- Brief -
Write out the data below exactly as given, without any of its pictures.

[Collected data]
* start *

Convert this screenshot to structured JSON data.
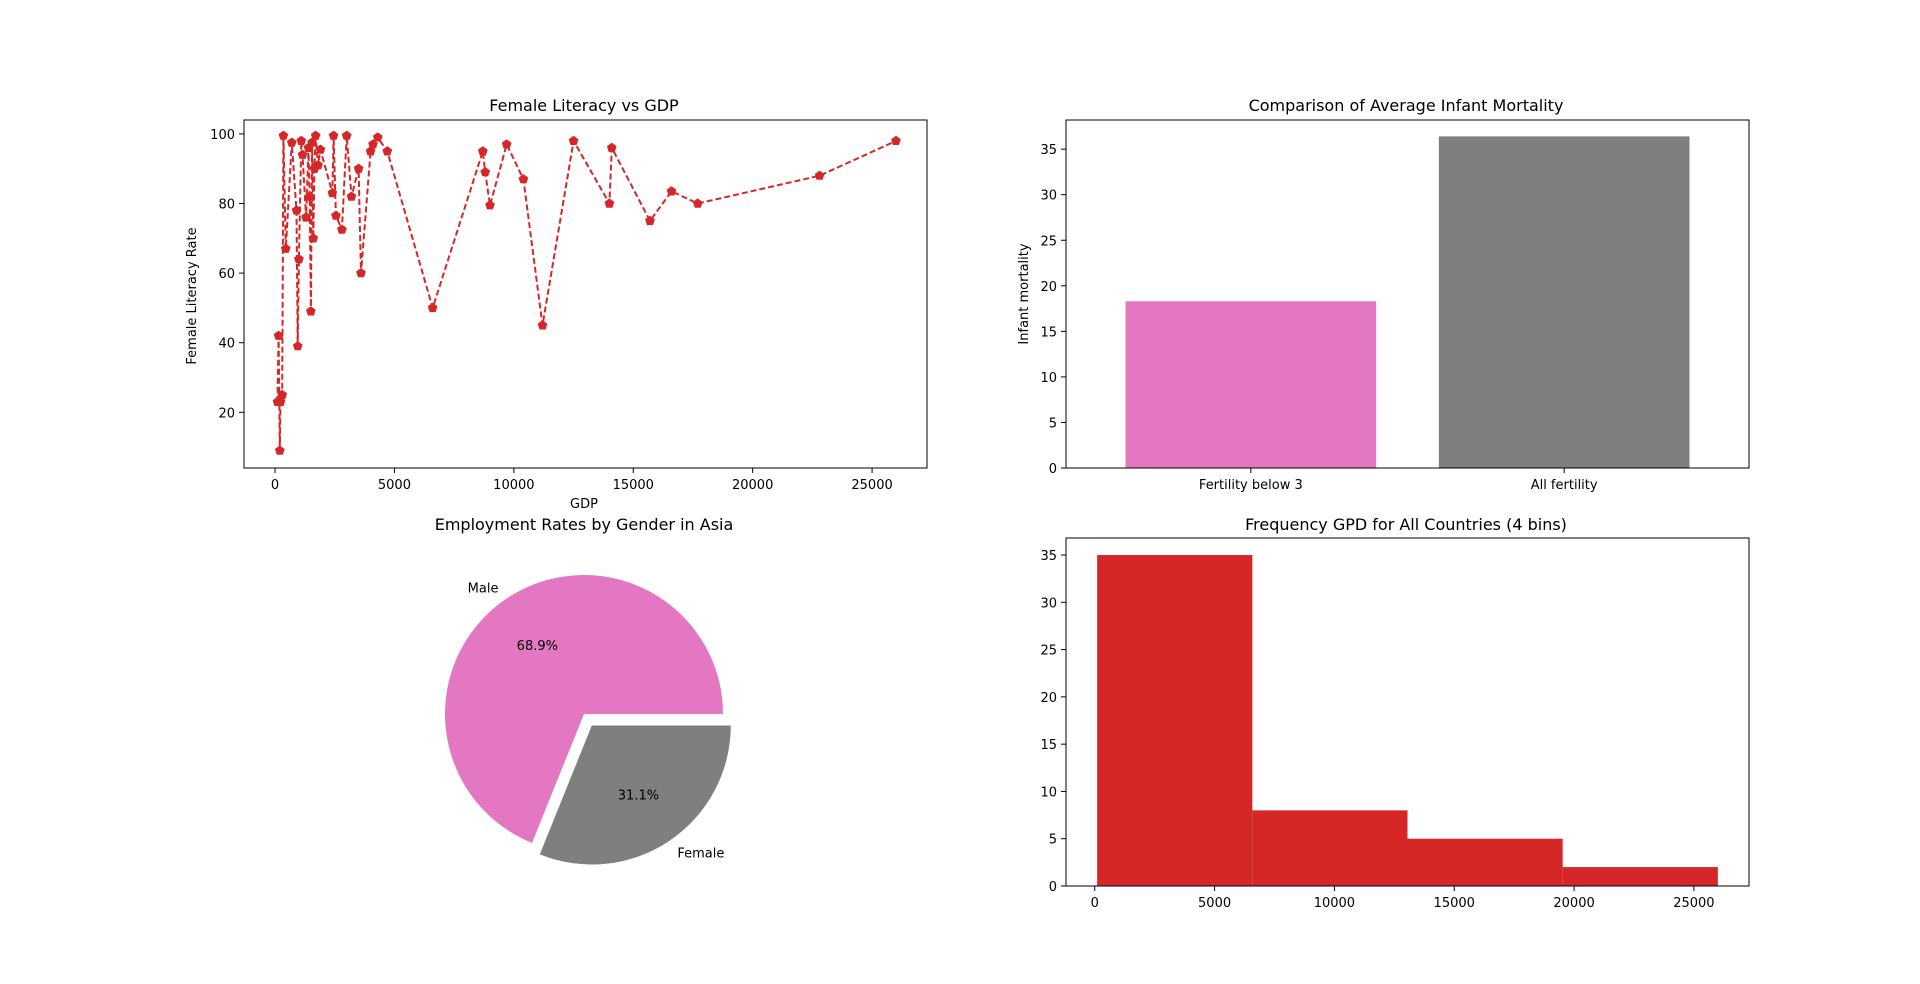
{
  "colors": {
    "line": "#d62728",
    "bar_fertility_below_3": "#e377c2",
    "bar_all_fertility": "#7f7f7f",
    "pie_male": "#e377c2",
    "pie_female": "#7f7f7f",
    "histogram": "#d62728"
  },
  "chart_data": [
    {
      "type": "line",
      "title": "Female Literacy vs GDP",
      "xlabel": "GDP",
      "ylabel": "Female Literacy Rate",
      "xlim": [
        -1300,
        27300
      ],
      "ylim": [
        4,
        104
      ],
      "xticks": [
        0,
        5000,
        10000,
        15000,
        20000,
        25000
      ],
      "yticks": [
        20,
        40,
        60,
        80,
        100
      ],
      "marker": "pentagon",
      "linestyle": "dashed",
      "points": [
        [
          100,
          23
        ],
        [
          150,
          42
        ],
        [
          200,
          9
        ],
        [
          230,
          23
        ],
        [
          300,
          25
        ],
        [
          350,
          99.5
        ],
        [
          450,
          67
        ],
        [
          700,
          97.5
        ],
        [
          900,
          78
        ],
        [
          950,
          39
        ],
        [
          1000,
          64
        ],
        [
          1100,
          98
        ],
        [
          1150,
          94
        ],
        [
          1300,
          76
        ],
        [
          1400,
          96
        ],
        [
          1450,
          82
        ],
        [
          1500,
          49
        ],
        [
          1550,
          97.5
        ],
        [
          1600,
          70
        ],
        [
          1650,
          90
        ],
        [
          1700,
          99.5
        ],
        [
          1800,
          91
        ],
        [
          1900,
          95.5
        ],
        [
          2400,
          83
        ],
        [
          2450,
          99.5
        ],
        [
          2550,
          76.5
        ],
        [
          2800,
          72.5
        ],
        [
          3000,
          99.5
        ],
        [
          3200,
          82
        ],
        [
          3500,
          90
        ],
        [
          3600,
          60
        ],
        [
          4000,
          95
        ],
        [
          4100,
          97
        ],
        [
          4300,
          99
        ],
        [
          4700,
          95
        ],
        [
          6600,
          50
        ],
        [
          8700,
          95
        ],
        [
          8800,
          89
        ],
        [
          9000,
          79.5
        ],
        [
          9700,
          97
        ],
        [
          10400,
          87
        ],
        [
          11200,
          45
        ],
        [
          12500,
          98
        ],
        [
          14000,
          80
        ],
        [
          14100,
          96
        ],
        [
          15700,
          75
        ],
        [
          16600,
          83.5
        ],
        [
          17700,
          80
        ],
        [
          22800,
          88
        ],
        [
          26000,
          98
        ]
      ]
    },
    {
      "type": "bar",
      "title": "Comparison of Average Infant Mortality",
      "xlabel": "",
      "ylabel": "Infant mortality",
      "categories": [
        "Fertility below 3",
        "All fertility"
      ],
      "values": [
        18.3,
        36.4
      ],
      "ylim": [
        0,
        38.2
      ],
      "yticks": [
        0,
        5,
        10,
        15,
        20,
        25,
        30,
        35
      ]
    },
    {
      "type": "pie",
      "title": "Employment Rates by Gender in Asia",
      "labels": [
        "Male",
        "Female"
      ],
      "values": [
        68.9,
        31.1
      ],
      "autopct": [
        "68.9%",
        "31.1%"
      ],
      "explode": [
        0,
        0.1
      ]
    },
    {
      "type": "bar",
      "title": "Frequency GPD for All Countries (4 bins)",
      "xlabel": "",
      "ylabel": "",
      "bins": [
        [
          100,
          6575
        ],
        [
          6575,
          13050
        ],
        [
          13050,
          19525
        ],
        [
          19525,
          26000
        ]
      ],
      "values": [
        35,
        8,
        5,
        2
      ],
      "xlim": [
        -1200,
        27300
      ],
      "ylim": [
        0,
        36.8
      ],
      "xticks": [
        0,
        5000,
        10000,
        15000,
        20000,
        25000
      ],
      "yticks": [
        0,
        5,
        10,
        15,
        20,
        25,
        30,
        35
      ]
    }
  ]
}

* end *

- Solved exercise -
Convert this screenshot to structured JSON data.
{
  "colors": {
    "line": "#d62728",
    "bar_fertility_below_3": "#e377c2",
    "bar_all_fertility": "#7f7f7f",
    "pie_male": "#e377c2",
    "pie_female": "#7f7f7f",
    "histogram": "#d62728"
  },
  "chart_data": [
    {
      "type": "line",
      "title": "Female Literacy vs GDP",
      "xlabel": "GDP",
      "ylabel": "Female Literacy Rate",
      "xlim": [
        -1300,
        27300
      ],
      "ylim": [
        4,
        104
      ],
      "xticks": [
        0,
        5000,
        10000,
        15000,
        20000,
        25000
      ],
      "yticks": [
        20,
        40,
        60,
        80,
        100
      ],
      "marker": "pentagon",
      "linestyle": "dashed",
      "points": [
        [
          100,
          23
        ],
        [
          150,
          42
        ],
        [
          200,
          9
        ],
        [
          230,
          23
        ],
        [
          300,
          25
        ],
        [
          350,
          99.5
        ],
        [
          450,
          67
        ],
        [
          700,
          97.5
        ],
        [
          900,
          78
        ],
        [
          950,
          39
        ],
        [
          1000,
          64
        ],
        [
          1100,
          98
        ],
        [
          1150,
          94
        ],
        [
          1300,
          76
        ],
        [
          1400,
          96
        ],
        [
          1450,
          82
        ],
        [
          1500,
          49
        ],
        [
          1550,
          97.5
        ],
        [
          1600,
          70
        ],
        [
          1650,
          90
        ],
        [
          1700,
          99.5
        ],
        [
          1800,
          91
        ],
        [
          1900,
          95.5
        ],
        [
          2400,
          83
        ],
        [
          2450,
          99.5
        ],
        [
          2550,
          76.5
        ],
        [
          2800,
          72.5
        ],
        [
          3000,
          99.5
        ],
        [
          3200,
          82
        ],
        [
          3500,
          90
        ],
        [
          3600,
          60
        ],
        [
          4000,
          95
        ],
        [
          4100,
          97
        ],
        [
          4300,
          99
        ],
        [
          4700,
          95
        ],
        [
          6600,
          50
        ],
        [
          8700,
          95
        ],
        [
          8800,
          89
        ],
        [
          9000,
          79.5
        ],
        [
          9700,
          97
        ],
        [
          10400,
          87
        ],
        [
          11200,
          45
        ],
        [
          12500,
          98
        ],
        [
          14000,
          80
        ],
        [
          14100,
          96
        ],
        [
          15700,
          75
        ],
        [
          16600,
          83.5
        ],
        [
          17700,
          80
        ],
        [
          22800,
          88
        ],
        [
          26000,
          98
        ]
      ]
    },
    {
      "type": "bar",
      "title": "Comparison of Average Infant Mortality",
      "xlabel": "",
      "ylabel": "Infant mortality",
      "categories": [
        "Fertility below 3",
        "All fertility"
      ],
      "values": [
        18.3,
        36.4
      ],
      "ylim": [
        0,
        38.2
      ],
      "yticks": [
        0,
        5,
        10,
        15,
        20,
        25,
        30,
        35
      ]
    },
    {
      "type": "pie",
      "title": "Employment Rates by Gender in Asia",
      "labels": [
        "Male",
        "Female"
      ],
      "values": [
        68.9,
        31.1
      ],
      "autopct": [
        "68.9%",
        "31.1%"
      ],
      "explode": [
        0,
        0.1
      ]
    },
    {
      "type": "bar",
      "title": "Frequency GPD for All Countries (4 bins)",
      "xlabel": "",
      "ylabel": "",
      "bins": [
        [
          100,
          6575
        ],
        [
          6575,
          13050
        ],
        [
          13050,
          19525
        ],
        [
          19525,
          26000
        ]
      ],
      "values": [
        35,
        8,
        5,
        2
      ],
      "xlim": [
        -1200,
        27300
      ],
      "ylim": [
        0,
        36.8
      ],
      "xticks": [
        0,
        5000,
        10000,
        15000,
        20000,
        25000
      ],
      "yticks": [
        0,
        5,
        10,
        15,
        20,
        25,
        30,
        35
      ]
    }
  ]
}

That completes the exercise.